Exercise prompt. Make an exact copy of the listing below.

Records provided.
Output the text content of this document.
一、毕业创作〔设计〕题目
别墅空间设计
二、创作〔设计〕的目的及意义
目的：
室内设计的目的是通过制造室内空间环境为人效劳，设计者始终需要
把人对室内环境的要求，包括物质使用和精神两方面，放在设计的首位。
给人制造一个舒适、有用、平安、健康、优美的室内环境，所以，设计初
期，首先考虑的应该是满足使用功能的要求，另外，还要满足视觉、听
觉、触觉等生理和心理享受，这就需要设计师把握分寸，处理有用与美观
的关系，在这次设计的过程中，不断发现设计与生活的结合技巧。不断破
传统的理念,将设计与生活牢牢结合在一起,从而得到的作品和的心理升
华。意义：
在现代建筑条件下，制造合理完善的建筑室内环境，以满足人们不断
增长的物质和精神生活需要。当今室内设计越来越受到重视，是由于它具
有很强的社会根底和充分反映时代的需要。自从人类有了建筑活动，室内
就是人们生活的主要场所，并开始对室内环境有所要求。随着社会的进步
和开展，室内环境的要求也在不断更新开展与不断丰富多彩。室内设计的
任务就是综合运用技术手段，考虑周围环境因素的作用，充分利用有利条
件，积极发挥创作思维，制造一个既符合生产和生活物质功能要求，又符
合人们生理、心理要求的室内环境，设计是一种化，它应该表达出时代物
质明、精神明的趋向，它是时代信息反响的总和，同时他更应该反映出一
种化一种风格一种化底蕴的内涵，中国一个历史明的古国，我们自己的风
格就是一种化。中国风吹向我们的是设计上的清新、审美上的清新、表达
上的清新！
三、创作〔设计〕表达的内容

Solution.
Output the text content of this document.
一、毕业创作〔设计〕题目
别墅空间设计
二、创作〔设计〕的目的及意义
目的：
室内设计的目的是通过制造室内空间环境为人效劳，设计者始终需要
把人对室内环境的要求，包括物质使用和精神两方面，放在设计的首位。
给人制造一个舒适、有用、平安、健康、优美的室内环境，所以，设计初
期，首先考虑的应该是满足使用功能的要求，另外，还要满足视觉、听
觉、触觉等生理和心理享受，这就需要设计师把握分寸，处理有用与美观
的关系，在这次设计的过程中，不断发现设计与生活的结合技巧。不断破
传统的理念,将设计与生活牢牢结合在一起,从而得到的作品和的心理升
华。意义：
在现代建筑条件下，制造合理完善的建筑室内环境，以满足人们不断
增长的物质和精神生活需要。当今室内设计越来越受到重视，是由于它具
有很强的社会根底和充分反映时代的需要。自从人类有了建筑活动，室内
就是人们生活的主要场所，并开始对室内环境有所要求。随着社会的进步
和开展，室内环境的要求也在不断更新开展与不断丰富多彩。室内设计的
任务就是综合运用技术手段，考虑周围环境因素的作用，充分利用有利条
件，积极发挥创作思维，制造一个既符合生产和生活物质功能要求，又符
合人们生理、心理要求的室内环境，设计是一种化，它应该表达出时代物
质明、精神明的趋向，它是时代信息反响的总和，同时他更应该反映出一
种化一种风格一种化底蕴的内涵，中国一个历史明的古国，我们自己的风
格就是一种化。中国风吹向我们的是设计上的清新、审美上的清新、表达
上的清新！
三、创作〔设计〕表达的内容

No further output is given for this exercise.